+++ Data listing
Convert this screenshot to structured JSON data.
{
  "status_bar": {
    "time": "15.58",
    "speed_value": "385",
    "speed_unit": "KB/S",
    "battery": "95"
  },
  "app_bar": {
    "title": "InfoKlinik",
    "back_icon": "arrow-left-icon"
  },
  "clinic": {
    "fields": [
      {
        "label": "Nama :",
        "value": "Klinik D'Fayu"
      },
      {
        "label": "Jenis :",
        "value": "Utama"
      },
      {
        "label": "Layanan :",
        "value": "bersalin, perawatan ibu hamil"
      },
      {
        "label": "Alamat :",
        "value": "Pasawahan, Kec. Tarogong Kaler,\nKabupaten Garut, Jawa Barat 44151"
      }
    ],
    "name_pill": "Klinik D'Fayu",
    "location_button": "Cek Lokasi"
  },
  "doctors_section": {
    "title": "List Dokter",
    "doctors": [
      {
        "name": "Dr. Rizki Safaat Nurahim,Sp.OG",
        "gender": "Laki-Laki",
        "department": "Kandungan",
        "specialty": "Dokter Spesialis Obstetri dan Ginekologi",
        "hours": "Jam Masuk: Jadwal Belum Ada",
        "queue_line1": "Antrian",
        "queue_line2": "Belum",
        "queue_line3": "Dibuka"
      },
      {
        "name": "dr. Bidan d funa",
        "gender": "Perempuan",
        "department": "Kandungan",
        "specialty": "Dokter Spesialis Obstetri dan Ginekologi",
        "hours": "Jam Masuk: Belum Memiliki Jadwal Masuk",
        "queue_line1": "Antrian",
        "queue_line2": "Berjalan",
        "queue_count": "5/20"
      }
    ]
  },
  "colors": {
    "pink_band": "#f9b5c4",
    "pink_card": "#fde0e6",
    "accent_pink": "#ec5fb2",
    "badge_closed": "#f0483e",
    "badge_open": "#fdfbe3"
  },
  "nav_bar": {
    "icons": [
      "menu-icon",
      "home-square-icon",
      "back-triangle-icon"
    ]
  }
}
++++++
Task objective => Filter the records above for lines containing the word "Fayu", and copy those lines.

Correct response =>
        "value": "Klinik D'Fayu"
    "name_pill": "Klinik D'Fayu",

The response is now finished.